• Job: Identify, in the records below, every line where the string "also" appears, and copy each such line.

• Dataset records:

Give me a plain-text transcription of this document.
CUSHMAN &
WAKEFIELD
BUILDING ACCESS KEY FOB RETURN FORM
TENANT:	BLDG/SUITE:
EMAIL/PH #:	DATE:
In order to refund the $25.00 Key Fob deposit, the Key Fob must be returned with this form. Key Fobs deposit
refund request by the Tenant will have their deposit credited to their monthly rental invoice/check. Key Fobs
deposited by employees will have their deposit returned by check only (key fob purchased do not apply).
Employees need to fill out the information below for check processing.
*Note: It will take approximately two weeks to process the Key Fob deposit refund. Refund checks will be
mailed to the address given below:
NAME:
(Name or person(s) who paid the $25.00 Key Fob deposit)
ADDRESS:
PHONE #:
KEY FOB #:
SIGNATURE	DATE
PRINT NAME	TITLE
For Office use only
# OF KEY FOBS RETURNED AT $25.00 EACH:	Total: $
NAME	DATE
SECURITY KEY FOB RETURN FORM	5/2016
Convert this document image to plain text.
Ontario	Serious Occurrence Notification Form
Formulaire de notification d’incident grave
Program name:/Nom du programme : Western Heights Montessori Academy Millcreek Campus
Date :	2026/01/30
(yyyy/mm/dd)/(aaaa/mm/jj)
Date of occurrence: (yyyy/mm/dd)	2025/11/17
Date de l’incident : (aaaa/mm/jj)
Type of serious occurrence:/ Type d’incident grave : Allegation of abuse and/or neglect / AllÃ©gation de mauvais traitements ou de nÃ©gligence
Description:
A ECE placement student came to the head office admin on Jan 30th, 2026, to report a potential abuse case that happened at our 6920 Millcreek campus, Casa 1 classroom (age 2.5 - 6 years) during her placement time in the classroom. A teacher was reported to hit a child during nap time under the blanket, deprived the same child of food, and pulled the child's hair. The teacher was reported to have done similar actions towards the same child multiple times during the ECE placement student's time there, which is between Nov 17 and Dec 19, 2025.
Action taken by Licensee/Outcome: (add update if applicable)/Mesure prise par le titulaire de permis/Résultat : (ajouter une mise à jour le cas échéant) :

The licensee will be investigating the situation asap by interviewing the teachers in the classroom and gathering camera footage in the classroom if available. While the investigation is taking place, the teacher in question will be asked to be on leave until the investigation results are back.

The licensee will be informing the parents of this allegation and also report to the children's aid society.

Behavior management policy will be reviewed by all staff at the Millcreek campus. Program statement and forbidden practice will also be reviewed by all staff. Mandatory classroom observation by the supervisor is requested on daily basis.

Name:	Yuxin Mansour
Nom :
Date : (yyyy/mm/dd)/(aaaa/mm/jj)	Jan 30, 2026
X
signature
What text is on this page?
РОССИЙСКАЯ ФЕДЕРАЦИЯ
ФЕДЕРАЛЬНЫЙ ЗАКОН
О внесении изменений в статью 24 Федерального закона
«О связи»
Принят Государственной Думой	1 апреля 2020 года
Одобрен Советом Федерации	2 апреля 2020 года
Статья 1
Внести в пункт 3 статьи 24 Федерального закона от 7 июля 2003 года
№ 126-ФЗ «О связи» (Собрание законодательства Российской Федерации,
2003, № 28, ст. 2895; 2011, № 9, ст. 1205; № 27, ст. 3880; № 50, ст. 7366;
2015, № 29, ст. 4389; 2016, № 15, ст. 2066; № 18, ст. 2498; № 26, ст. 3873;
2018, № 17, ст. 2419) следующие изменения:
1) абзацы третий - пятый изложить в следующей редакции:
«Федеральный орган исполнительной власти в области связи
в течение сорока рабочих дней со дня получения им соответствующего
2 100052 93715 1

• Response for this exercise:
The licensee will be informing the parents of this allegation and also report to the children's aid society.
Behavior management policy will be reviewed by all staff at the Millcreek campus. Program statement and forbidden practice will also be reviewed by all staff. Mandatory classroom observation by the supervisor is requested on daily basis.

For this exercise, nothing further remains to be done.